## [Data extracted from a collection]
++++++

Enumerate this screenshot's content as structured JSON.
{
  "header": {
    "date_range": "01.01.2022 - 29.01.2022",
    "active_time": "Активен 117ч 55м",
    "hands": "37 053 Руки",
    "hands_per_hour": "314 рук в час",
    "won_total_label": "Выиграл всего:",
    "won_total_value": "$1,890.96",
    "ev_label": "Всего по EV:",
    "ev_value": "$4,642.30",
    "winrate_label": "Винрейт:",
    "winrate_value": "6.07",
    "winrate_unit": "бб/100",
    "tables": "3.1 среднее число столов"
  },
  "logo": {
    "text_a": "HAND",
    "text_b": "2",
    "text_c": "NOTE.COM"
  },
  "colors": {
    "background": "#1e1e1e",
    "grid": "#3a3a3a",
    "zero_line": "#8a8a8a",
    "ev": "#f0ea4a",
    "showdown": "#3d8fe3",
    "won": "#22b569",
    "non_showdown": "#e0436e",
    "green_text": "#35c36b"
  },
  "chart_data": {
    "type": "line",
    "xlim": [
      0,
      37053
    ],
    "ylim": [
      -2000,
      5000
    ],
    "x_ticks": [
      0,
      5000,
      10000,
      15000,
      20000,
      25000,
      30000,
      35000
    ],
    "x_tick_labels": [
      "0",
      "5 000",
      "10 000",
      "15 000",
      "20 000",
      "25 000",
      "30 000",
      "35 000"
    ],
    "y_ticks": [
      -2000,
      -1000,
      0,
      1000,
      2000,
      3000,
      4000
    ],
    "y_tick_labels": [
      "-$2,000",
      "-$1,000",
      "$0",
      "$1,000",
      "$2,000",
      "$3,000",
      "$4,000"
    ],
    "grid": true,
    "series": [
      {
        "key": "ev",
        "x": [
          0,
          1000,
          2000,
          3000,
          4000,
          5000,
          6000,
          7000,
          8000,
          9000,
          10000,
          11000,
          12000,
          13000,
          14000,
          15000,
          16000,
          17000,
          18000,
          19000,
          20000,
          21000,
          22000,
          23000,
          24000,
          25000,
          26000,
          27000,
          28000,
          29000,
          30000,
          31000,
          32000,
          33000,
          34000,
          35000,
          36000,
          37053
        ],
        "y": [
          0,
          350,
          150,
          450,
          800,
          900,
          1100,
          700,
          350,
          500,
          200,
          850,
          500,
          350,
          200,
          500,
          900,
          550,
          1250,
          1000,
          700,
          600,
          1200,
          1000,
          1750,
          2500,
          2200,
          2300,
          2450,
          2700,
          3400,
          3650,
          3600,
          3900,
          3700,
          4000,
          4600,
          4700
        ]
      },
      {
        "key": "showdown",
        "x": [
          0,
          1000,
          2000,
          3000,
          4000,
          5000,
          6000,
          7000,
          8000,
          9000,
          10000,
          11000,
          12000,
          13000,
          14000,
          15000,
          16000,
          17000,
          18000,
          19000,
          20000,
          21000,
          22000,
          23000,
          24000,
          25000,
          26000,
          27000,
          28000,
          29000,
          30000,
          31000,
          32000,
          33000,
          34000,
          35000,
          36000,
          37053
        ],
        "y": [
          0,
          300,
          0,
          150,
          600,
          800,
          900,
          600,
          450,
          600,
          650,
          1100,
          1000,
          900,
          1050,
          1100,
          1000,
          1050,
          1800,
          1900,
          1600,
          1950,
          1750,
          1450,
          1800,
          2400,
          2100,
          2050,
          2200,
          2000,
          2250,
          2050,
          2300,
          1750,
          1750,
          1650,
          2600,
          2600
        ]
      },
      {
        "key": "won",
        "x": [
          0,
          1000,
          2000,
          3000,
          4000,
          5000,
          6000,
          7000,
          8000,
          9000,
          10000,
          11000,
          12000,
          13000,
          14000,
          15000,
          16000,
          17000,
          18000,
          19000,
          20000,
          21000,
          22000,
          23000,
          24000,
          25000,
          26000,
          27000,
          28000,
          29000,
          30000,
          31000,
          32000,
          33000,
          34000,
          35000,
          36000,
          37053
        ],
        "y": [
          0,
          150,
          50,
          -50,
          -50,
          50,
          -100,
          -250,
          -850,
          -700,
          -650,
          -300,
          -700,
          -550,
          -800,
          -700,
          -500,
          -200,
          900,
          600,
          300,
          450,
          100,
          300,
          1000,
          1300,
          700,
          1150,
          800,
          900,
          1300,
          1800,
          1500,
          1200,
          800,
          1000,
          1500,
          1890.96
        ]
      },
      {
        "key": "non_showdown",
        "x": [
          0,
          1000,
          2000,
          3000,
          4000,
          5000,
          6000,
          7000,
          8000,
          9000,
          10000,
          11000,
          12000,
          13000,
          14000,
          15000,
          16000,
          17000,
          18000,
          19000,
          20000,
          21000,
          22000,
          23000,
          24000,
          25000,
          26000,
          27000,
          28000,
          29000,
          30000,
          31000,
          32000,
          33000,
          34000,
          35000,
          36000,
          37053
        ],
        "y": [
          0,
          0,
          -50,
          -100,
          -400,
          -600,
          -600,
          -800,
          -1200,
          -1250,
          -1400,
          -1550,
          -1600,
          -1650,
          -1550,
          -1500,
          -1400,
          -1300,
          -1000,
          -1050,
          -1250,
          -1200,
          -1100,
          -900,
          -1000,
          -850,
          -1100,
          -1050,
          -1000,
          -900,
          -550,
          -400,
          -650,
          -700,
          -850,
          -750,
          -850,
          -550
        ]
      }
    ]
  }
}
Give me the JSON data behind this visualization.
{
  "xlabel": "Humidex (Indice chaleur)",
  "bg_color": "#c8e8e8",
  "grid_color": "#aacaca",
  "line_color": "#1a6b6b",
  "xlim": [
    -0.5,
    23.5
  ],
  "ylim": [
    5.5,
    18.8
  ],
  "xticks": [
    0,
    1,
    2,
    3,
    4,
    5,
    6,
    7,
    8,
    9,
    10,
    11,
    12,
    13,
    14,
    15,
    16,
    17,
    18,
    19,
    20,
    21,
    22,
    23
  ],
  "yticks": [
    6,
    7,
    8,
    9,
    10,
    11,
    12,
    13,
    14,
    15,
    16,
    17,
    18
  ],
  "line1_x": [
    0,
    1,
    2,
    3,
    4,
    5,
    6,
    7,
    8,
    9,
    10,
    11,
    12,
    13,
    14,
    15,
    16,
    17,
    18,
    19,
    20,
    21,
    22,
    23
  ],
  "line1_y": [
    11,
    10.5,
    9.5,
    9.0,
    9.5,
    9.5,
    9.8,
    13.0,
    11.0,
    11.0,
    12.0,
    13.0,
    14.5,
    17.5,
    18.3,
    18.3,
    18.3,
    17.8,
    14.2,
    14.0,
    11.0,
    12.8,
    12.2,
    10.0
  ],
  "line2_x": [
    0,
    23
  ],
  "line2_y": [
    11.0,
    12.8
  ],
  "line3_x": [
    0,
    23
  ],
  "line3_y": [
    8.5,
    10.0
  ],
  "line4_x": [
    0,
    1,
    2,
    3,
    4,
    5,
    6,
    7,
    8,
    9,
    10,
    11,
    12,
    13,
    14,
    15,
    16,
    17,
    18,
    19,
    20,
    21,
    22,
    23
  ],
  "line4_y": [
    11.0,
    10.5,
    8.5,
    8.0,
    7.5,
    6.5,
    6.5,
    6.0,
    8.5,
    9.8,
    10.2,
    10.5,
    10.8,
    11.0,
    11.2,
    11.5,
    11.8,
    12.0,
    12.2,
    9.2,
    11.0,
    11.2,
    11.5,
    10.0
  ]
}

++++++

## [PROBLEM]
Quote each line of the data above exactly as written.

## [ANSWER TO THIS TASK]
Enumerate this screenshot's content as structured JSON.
{
  "header": {
    "date_range": "01.01.2022 - 29.01.2022",
    "active_time": "Активен 117ч 55м",
    "hands": "37 053 Руки",
    "hands_per_hour": "314 рук в час",
    "won_total_label": "Выиграл всего:",
    "won_total_value": "$1,890.96",
    "ev_label": "Всего по EV:",
    "ev_value": "$4,642.30",
    "winrate_label": "Винрейт:",
    "winrate_value": "6.07",
    "winrate_unit": "бб/100",
    "tables": "3.1 среднее число столов"
  },
  "logo": {
    "text_a": "HAND",
    "text_b": "2",
    "text_c": "NOTE.COM"
  },
  "colors": {
    "background": "#1e1e1e",
    "grid": "#3a3a3a",
    "zero_line": "#8a8a8a",
    "ev": "#f0ea4a",
    "showdown": "#3d8fe3",
    "won": "#22b569",
    "non_showdown": "#e0436e",
    "green_text": "#35c36b"
  },
  "chart_data": {
    "type": "line",
    "xlim": [
      0,
      37053
    ],
    "ylim": [
      -2000,
      5000
    ],
    "x_ticks": [
      0,
      5000,
      10000,
      15000,
      20000,
      25000,
      30000,
      35000
    ],
    "x_tick_labels": [
      "0",
      "5 000",
      "10 000",
      "15 000",
      "20 000",
      "25 000",
      "30 000",
      "35 000"
    ],
    "y_ticks": [
      -2000,
      -1000,
      0,
      1000,
      2000,
      3000,
      4000
    ],
    "y_tick_labels": [
      "-$2,000",
      "-$1,000",
      "$0",
      "$1,000",
      "$2,000",
      "$3,000",
      "$4,000"
    ],
    "grid": true,
    "series": [
      {
        "key": "ev",
        "x": [
          0,
          1000,
          2000,
          3000,
          4000,
          5000,
          6000,
          7000,
          8000,
          9000,
          10000,
          11000,
          12000,
          13000,
          14000,
          15000,
          16000,
          17000,
          18000,
          19000,
          20000,
          21000,
          22000,
          23000,
          24000,
          25000,
          26000,
          27000,
          28000,
          29000,
          30000,
          31000,
          32000,
          33000,
          34000,
          35000,
          36000,
          37053
        ],
        "y": [
          0,
          350,
          150,
          450,
          800,
          900,
          1100,
          700,
          350,
          500,
          200,
          850,
          500,
          350,
          200,
          500,
          900,
          550,
          1250,
          1000,
          700,
          600,
          1200,
          1000,
          1750,
          2500,
          2200,
          2300,
          2450,
          2700,
          3400,
          3650,
          3600,
          3900,
          3700,
          4000,
          4600,
          4700
        ]
      },
      {
        "key": "showdown",
        "x": [
          0,
          1000,
          2000,
          3000,
          4000,
          5000,
          6000,
          7000,
          8000,
          9000,
          10000,
          11000,
          12000,
          13000,
          14000,
          15000,
          16000,
          17000,
          18000,
          19000,
          20000,
          21000,
          22000,
          23000,
          24000,
          25000,
          26000,
          27000,
          28000,
          29000,
          30000,
          31000,
          32000,
          33000,
          34000,
          35000,
          36000,
          37053
        ],
        "y": [
          0,
          300,
          0,
          150,
          600,
          800,
          900,
          600,
          450,
          600,
          650,
          1100,
          1000,
          900,
          1050,
          1100,
          1000,
          1050,
          1800,
          1900,
          1600,
          1950,
          1750,
          1450,
          1800,
          2400,
          2100,
          2050,
          2200,
          2000,
          2250,
          2050,
          2300,
          1750,
          1750,
          1650,
          2600,
          2600
        ]
      },
      {
        "key": "won",
        "x": [
          0,
          1000,
          2000,
          3000,
          4000,
          5000,
          6000,
          7000,
          8000,
          9000,
          10000,
          11000,
          12000,
          13000,
          14000,
          15000,
          16000,
          17000,
          18000,
          19000,
          20000,
          21000,
          22000,
          23000,
          24000,
          25000,
          26000,
          27000,
          28000,
          29000,
          30000,
          31000,
          32000,
          33000,
          34000,
          35000,
          36000,
          37053
        ],
        "y": [
          0,
          150,
          50,
          -50,
          -50,
          50,
          -100,
          -250,
          -850,
          -700,
          -650,
          -300,
          -700,
          -550,
          -800,
          -700,
          -500,
          -200,
          900,
          600,
          300,
          450,
          100,
          300,
          1000,
          1300,
          700,
          1150,
          800,
          900,
          1300,
          1800,
          1500,
          1200,
          800,
          1000,
          1500,
          1890.96
        ]
      },
      {
        "key": "non_showdown",
        "x": [
          0,
          1000,
          2000,
          3000,
          4000,
          5000,
          6000,
          7000,
          8000,
          9000,
          10000,
          11000,
          12000,
          13000,
          14000,
          15000,
          16000,
          17000,
          18000,
          19000,
          20000,
          21000,
          22000,
          23000,
          24000,
          25000,
          26000,
          27000,
          28000,
          29000,
          30000,
          31000,
          32000,
          33000,
          34000,
          35000,
          36000,
          37053
        ],
        "y": [
          0,
          0,
          -50,
          -100,
          -400,
          -600,
          -600,
          -800,
          -1200,
          -1250,
          -1400,
          -1550,
          -1600,
          -1650,
          -1550,
          -1500,
          -1400,
          -1300,
          -1000,
          -1050,
          -1250,
          -1200,
          -1100,
          -900,
          -1000,
          -850,
          -1100,
          -1050,
          -1000,
          -900,
          -550,
          -400,
          -650,
          -700,
          -850,
          -750,
          -850,
          -550
        ]
      }
    ]
  }
}
Give me the JSON data behind this visualization.
{
  "xlabel": "Humidex (Indice chaleur)",
  "bg_color": "#c8e8e8",
  "grid_color": "#aacaca",
  "line_color": "#1a6b6b",
  "xlim": [
    -0.5,
    23.5
  ],
  "ylim": [
    5.5,
    18.8
  ],
  "xticks": [
    0,
    1,
    2,
    3,
    4,
    5,
    6,
    7,
    8,
    9,
    10,
    11,
    12,
    13,
    14,
    15,
    16,
    17,
    18,
    19,
    20,
    21,
    22,
    23
  ],
  "yticks": [
    6,
    7,
    8,
    9,
    10,
    11,
    12,
    13,
    14,
    15,
    16,
    17,
    18
  ],
  "line1_x": [
    0,
    1,
    2,
    3,
    4,
    5,
    6,
    7,
    8,
    9,
    10,
    11,
    12,
    13,
    14,
    15,
    16,
    17,
    18,
    19,
    20,
    21,
    22,
    23
  ],
  "line1_y": [
    11,
    10.5,
    9.5,
    9.0,
    9.5,
    9.5,
    9.8,
    13.0,
    11.0,
    11.0,
    12.0,
    13.0,
    14.5,
    17.5,
    18.3,
    18.3,
    18.3,
    17.8,
    14.2,
    14.0,
    11.0,
    12.8,
    12.2,
    10.0
  ],
  "line2_x": [
    0,
    23
  ],
  "line2_y": [
    11.0,
    12.8
  ],
  "line3_x": [
    0,
    23
  ],
  "line3_y": [
    8.5,
    10.0
  ],
  "line4_x": [
    0,
    1,
    2,
    3,
    4,
    5,
    6,
    7,
    8,
    9,
    10,
    11,
    12,
    13,
    14,
    15,
    16,
    17,
    18,
    19,
    20,
    21,
    22,
    23
  ],
  "line4_y": [
    11.0,
    10.5,
    8.5,
    8.0,
    7.5,
    6.5,
    6.5,
    6.0,
    8.5,
    9.8,
    10.2,
    10.5,
    10.8,
    11.0,
    11.2,
    11.5,
    11.8,
    12.0,
    12.2,
    9.2,
    11.0,
    11.2,
    11.5,
    10.0
  ]
}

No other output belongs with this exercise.